> **待析文本**:
___

羊的事(第3/3页)
卡西想告诉我它是天生没耳朵的,却不会说“天生”这个词(那段时间她坚持以汉话和我交流),便如是道:“它嘛,妈妈的肚子里嘛,这个样子的是的!”
斯马胡力又告诉我,因为没有耳朵,这羊的耳朵眼容易进雨水和异物,一年到头老是发炎、流脓水。大约很痒,它便整天偏着头在石头上蹭啊蹭,跟耳朵受伤的班班一样。
羊的生命是低暗、沉默的,敏感又忍耐。残疾的小黑羊和没有耳朵的绵羊,不知它俩是否在意自己的与众不同,不知是否因此暗生自卑和无望。然而这世上所有一出生就承受着缺憾的生命,在终日忍受疼痛之外,同样也需要体会完整的成长过程,同样需要领略活着的幸福。同样地,在每一天都会心怀希望,跟着大家四处跋涉,寻找青草,急切地争吃盐粒……更多地,它们总是一次又一次忘记自己的病痛,忘了自己更容易死去。因此,羊的生命又是纯洁、坚强的。

___

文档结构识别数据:
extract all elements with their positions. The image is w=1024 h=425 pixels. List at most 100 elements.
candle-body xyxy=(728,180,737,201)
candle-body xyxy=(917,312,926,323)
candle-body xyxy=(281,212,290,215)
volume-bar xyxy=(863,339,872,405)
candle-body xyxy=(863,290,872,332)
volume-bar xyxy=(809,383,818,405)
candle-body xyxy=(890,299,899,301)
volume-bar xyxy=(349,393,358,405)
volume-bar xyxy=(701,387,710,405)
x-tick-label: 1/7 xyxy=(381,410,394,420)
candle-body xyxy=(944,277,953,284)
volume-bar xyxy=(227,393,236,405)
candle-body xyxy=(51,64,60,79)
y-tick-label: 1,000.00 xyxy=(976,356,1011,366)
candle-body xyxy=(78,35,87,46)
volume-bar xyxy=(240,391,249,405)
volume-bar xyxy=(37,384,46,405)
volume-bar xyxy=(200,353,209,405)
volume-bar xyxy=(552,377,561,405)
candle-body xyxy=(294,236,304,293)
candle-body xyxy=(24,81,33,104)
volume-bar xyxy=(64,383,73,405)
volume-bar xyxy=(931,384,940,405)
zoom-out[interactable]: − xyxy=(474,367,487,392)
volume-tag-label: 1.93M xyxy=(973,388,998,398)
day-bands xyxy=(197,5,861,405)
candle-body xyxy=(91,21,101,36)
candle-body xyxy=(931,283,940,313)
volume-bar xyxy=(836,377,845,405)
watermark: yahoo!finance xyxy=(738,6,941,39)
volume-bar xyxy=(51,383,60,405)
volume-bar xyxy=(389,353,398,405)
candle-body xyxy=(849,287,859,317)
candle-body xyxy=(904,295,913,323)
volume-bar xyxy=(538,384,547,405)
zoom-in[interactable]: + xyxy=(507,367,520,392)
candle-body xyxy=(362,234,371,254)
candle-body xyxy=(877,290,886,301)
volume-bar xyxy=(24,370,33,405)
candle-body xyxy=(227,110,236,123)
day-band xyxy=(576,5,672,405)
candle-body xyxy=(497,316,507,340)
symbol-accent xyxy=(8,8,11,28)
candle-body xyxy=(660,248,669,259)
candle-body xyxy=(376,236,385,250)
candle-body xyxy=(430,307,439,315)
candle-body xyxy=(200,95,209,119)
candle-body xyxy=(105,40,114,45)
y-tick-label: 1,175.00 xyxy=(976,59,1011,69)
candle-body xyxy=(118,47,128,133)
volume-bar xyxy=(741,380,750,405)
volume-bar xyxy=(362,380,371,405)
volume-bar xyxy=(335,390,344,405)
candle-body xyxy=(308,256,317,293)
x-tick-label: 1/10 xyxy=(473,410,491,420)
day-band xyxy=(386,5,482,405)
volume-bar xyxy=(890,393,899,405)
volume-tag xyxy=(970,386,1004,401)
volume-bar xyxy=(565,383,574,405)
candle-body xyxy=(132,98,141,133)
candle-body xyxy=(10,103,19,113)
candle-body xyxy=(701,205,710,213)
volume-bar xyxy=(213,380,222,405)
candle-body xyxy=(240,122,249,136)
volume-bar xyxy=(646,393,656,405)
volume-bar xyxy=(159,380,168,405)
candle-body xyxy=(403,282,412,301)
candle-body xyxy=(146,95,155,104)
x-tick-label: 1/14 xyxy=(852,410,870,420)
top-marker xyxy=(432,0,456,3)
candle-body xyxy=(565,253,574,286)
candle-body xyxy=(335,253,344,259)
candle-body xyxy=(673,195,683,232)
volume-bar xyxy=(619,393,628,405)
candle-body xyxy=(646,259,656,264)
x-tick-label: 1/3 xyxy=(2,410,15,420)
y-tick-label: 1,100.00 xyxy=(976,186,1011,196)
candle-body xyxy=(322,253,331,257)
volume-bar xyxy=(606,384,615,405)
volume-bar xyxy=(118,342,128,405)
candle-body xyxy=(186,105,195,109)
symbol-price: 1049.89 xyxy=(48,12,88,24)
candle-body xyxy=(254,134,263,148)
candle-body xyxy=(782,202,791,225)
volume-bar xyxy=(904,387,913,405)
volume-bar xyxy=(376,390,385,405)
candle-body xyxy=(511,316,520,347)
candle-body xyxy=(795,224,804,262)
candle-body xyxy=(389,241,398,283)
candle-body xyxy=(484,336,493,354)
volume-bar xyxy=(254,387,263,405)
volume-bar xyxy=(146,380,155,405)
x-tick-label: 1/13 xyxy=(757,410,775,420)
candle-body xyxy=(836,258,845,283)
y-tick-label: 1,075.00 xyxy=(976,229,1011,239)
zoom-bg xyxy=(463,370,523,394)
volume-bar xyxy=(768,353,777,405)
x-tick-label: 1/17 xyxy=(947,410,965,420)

___

> **任务列表**:
1) 在这篇关于羊的文章中,那段时间卡西坚持用什么语言和“我”交流?
2) 请逐字照录这篇关于羊的文章中从含有“卡西想告诉我它是天生没耳朵的”的词句开始、到“易死去。因此,羊的生命又是纯洁、坚强的。”结束的那一部分。
3) 请接着这篇关于羊的文章最后一句往下续写。
这些数据行与这篇关于羊的文章没有关系。

> **练习答案**:
1) 汉话。

2)
卡西想告诉我它是天生没耳朵的,却不会说“天生”这个词(那段时间她坚持以汉话和我交流),便如是道:“它嘛,妈妈的肚子里嘛,这个样子的是的!”
斯马胡力又告诉我,因为没有耳朵,这羊的耳朵眼容易进雨水和异物,一年到头老是发炎、流脓水。大约很痒,它便整天偏着头在石头上蹭啊蹭,跟耳朵受伤的班班一样。
羊的生命是低暗、沉默的,敏感又忍耐。残疾的小黑羊和没有耳朵的绵羊,不知它俩是否在意自己的与众不同,不知是否因此暗生自卑和无望。然而这世上所有一出生就承受着缺憾的生命,在终日忍受疼痛之外,同样也需要体会完整的成长过程,同样需要领略活着的幸福。同样地,在每一天都会心怀希望,跟着大家四处跋涉,寻找青草,急切地争吃盐粒……更多地,它们总是一次又一次忘记自己的病痛,忘了自己更容易死去。因此,羊的生命又是纯洁、坚强的。

3)
嗯,仔细观察的话,羊群里奇怪的羊很多。比方说,山羊的角又直又尖,非常漂亮气派。可却有一只山羊的角像某些绵羊那样,一圈一圈盘曲着冲后脑勺下方生长。山羊怎么会有绵羊的角呢?孤陋寡闻的我初步认定它是混血儿……
还有一只山羊也与众不同,两只角交叉成“X”形长着。难道小时候和高手顶架顶歪了?卡西说,这也是天生的。
我家还有一只羊,一只角朝前长,一只角朝向后长。大约也是天生的。